## What this task involves
Quote all lines below exactly. Images stay out.

(Collection entries)
──────────

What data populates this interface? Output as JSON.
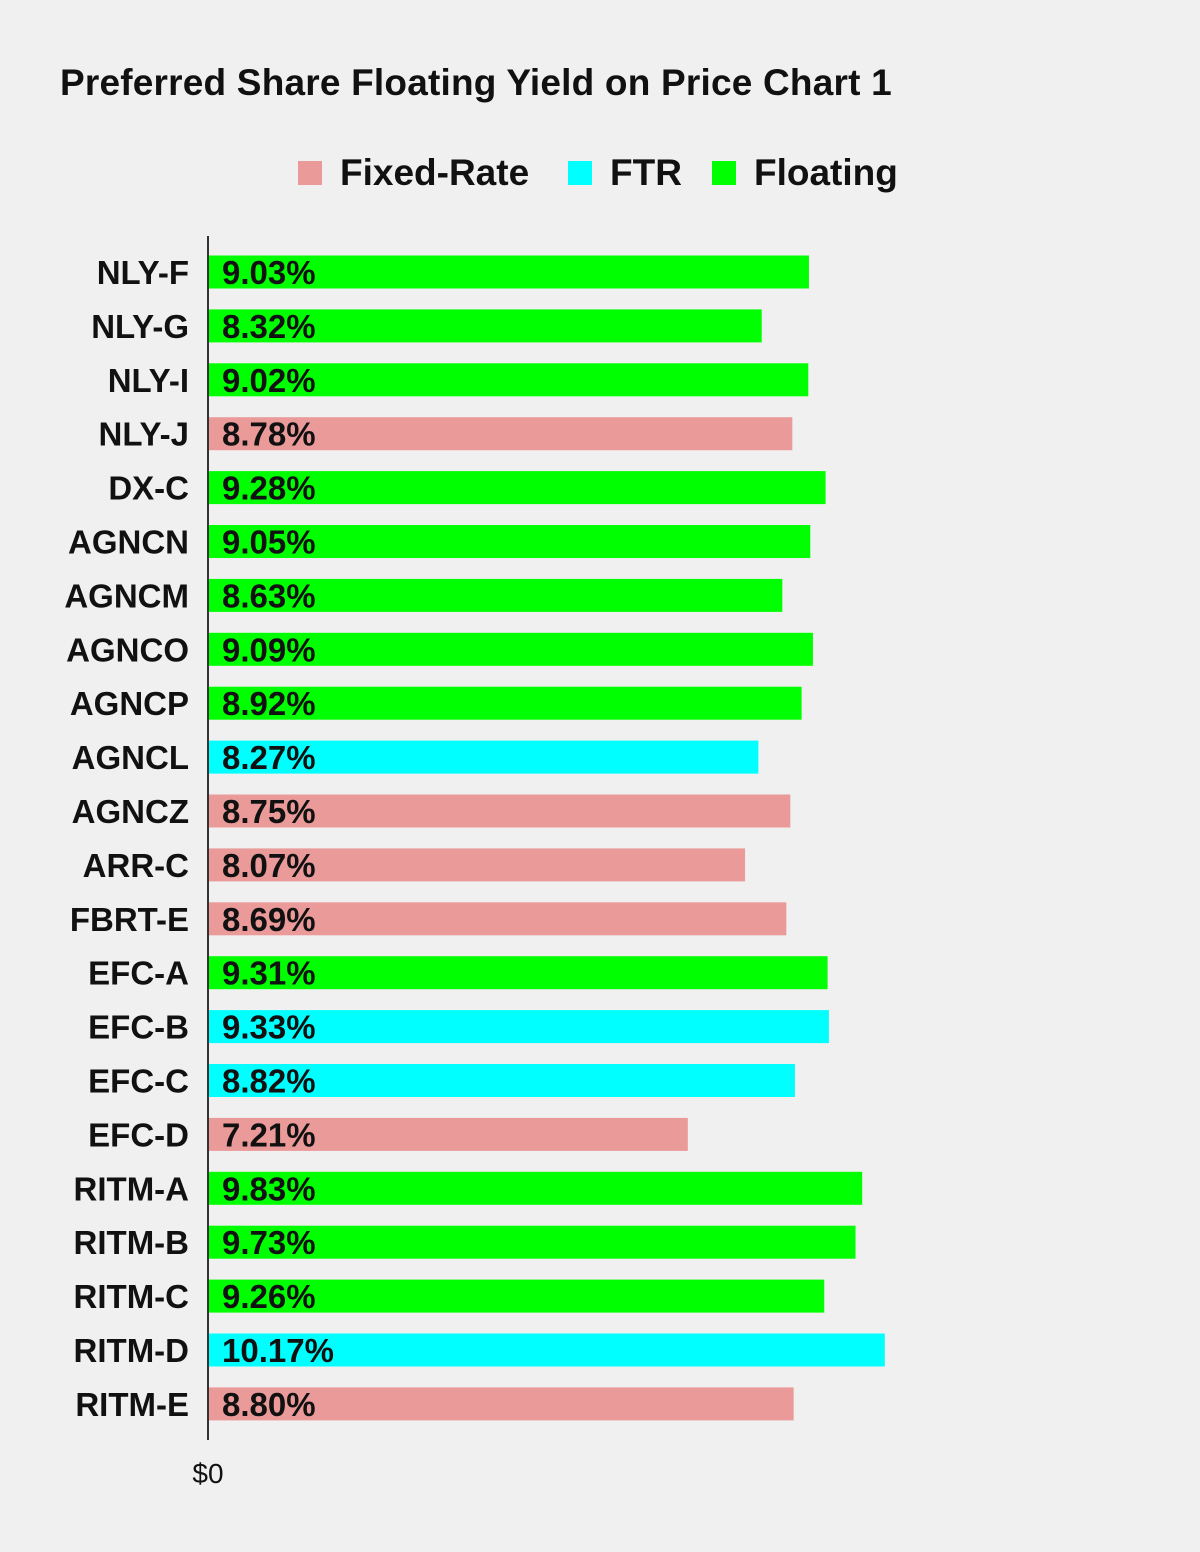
{
  "title": "Preferred Share Floating Yield on Price Chart 1",
  "colors": {
    "Fixed-Rate": "#ea9a99",
    "FTR": "#00ffff",
    "Floating": "#00ff00"
  },
  "legend": [
    {
      "label": "Fixed-Rate",
      "color": "#ea9a99"
    },
    {
      "label": "FTR",
      "color": "#00ffff"
    },
    {
      "label": "Floating",
      "color": "#00ff00"
    }
  ],
  "chart_data": {
    "type": "bar",
    "orientation": "horizontal",
    "title": "Preferred Share Floating Yield on Price Chart 1",
    "xlabel": "",
    "ylabel": "",
    "x_tick_labels": [
      "$0"
    ],
    "xlim": [
      0,
      11.25
    ],
    "legend_position": "top-center",
    "grid": false,
    "categories": [
      "NLY-F",
      "NLY-G",
      "NLY-I",
      "NLY-J",
      "DX-C",
      "AGNCN",
      "AGNCM",
      "AGNCO",
      "AGNCP",
      "AGNCL",
      "AGNCZ",
      "ARR-C",
      "FBRT-E",
      "EFC-A",
      "EFC-B",
      "EFC-C",
      "EFC-D",
      "RITM-A",
      "RITM-B",
      "RITM-C",
      "RITM-D",
      "RITM-E"
    ],
    "values": [
      9.03,
      8.32,
      9.02,
      8.78,
      9.28,
      9.05,
      8.63,
      9.09,
      8.92,
      8.27,
      8.75,
      8.07,
      8.69,
      9.31,
      9.33,
      8.82,
      7.21,
      9.83,
      9.73,
      9.26,
      10.17,
      8.8
    ],
    "value_labels": [
      "9.03%",
      "8.32%",
      "9.02%",
      "8.78%",
      "9.28%",
      "9.05%",
      "8.63%",
      "9.09%",
      "8.92%",
      "8.27%",
      "8.75%",
      "8.07%",
      "8.69%",
      "9.31%",
      "9.33%",
      "8.82%",
      "7.21%",
      "9.83%",
      "9.73%",
      "9.26%",
      "10.17%",
      "8.80%"
    ],
    "types": [
      "Floating",
      "Floating",
      "Floating",
      "Fixed-Rate",
      "Floating",
      "Floating",
      "Floating",
      "Floating",
      "Floating",
      "FTR",
      "Fixed-Rate",
      "Fixed-Rate",
      "Fixed-Rate",
      "Floating",
      "FTR",
      "FTR",
      "Fixed-Rate",
      "Floating",
      "Floating",
      "Floating",
      "FTR",
      "Fixed-Rate"
    ]
  }
}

──────────

## The reply
What data populates this interface? Output as JSON.
{
  "title": "Preferred Share Floating Yield on Price Chart 1",
  "colors": {
    "Fixed-Rate": "#ea9a99",
    "FTR": "#00ffff",
    "Floating": "#00ff00"
  },
  "legend": [
    {
      "label": "Fixed-Rate",
      "color": "#ea9a99"
    },
    {
      "label": "FTR",
      "color": "#00ffff"
    },
    {
      "label": "Floating",
      "color": "#00ff00"
    }
  ],
  "chart_data": {
    "type": "bar",
    "orientation": "horizontal",
    "title": "Preferred Share Floating Yield on Price Chart 1",
    "xlabel": "",
    "ylabel": "",
    "x_tick_labels": [
      "$0"
    ],
    "xlim": [
      0,
      11.25
    ],
    "legend_position": "top-center",
    "grid": false,
    "categories": [
      "NLY-F",
      "NLY-G",
      "NLY-I",
      "NLY-J",
      "DX-C",
      "AGNCN",
      "AGNCM",
      "AGNCO",
      "AGNCP",
      "AGNCL",
      "AGNCZ",
      "ARR-C",
      "FBRT-E",
      "EFC-A",
      "EFC-B",
      "EFC-C",
      "EFC-D",
      "RITM-A",
      "RITM-B",
      "RITM-C",
      "RITM-D",
      "RITM-E"
    ],
    "values": [
      9.03,
      8.32,
      9.02,
      8.78,
      9.28,
      9.05,
      8.63,
      9.09,
      8.92,
      8.27,
      8.75,
      8.07,
      8.69,
      9.31,
      9.33,
      8.82,
      7.21,
      9.83,
      9.73,
      9.26,
      10.17,
      8.8
    ],
    "value_labels": [
      "9.03%",
      "8.32%",
      "9.02%",
      "8.78%",
      "9.28%",
      "9.05%",
      "8.63%",
      "9.09%",
      "8.92%",
      "8.27%",
      "8.75%",
      "8.07%",
      "8.69%",
      "9.31%",
      "9.33%",
      "8.82%",
      "7.21%",
      "9.83%",
      "9.73%",
      "9.26%",
      "10.17%",
      "8.80%"
    ],
    "types": [
      "Floating",
      "Floating",
      "Floating",
      "Fixed-Rate",
      "Floating",
      "Floating",
      "Floating",
      "Floating",
      "Floating",
      "FTR",
      "Fixed-Rate",
      "Fixed-Rate",
      "Fixed-Rate",
      "Floating",
      "FTR",
      "FTR",
      "Fixed-Rate",
      "Floating",
      "Floating",
      "Floating",
      "FTR",
      "Fixed-Rate"
    ]
  }
}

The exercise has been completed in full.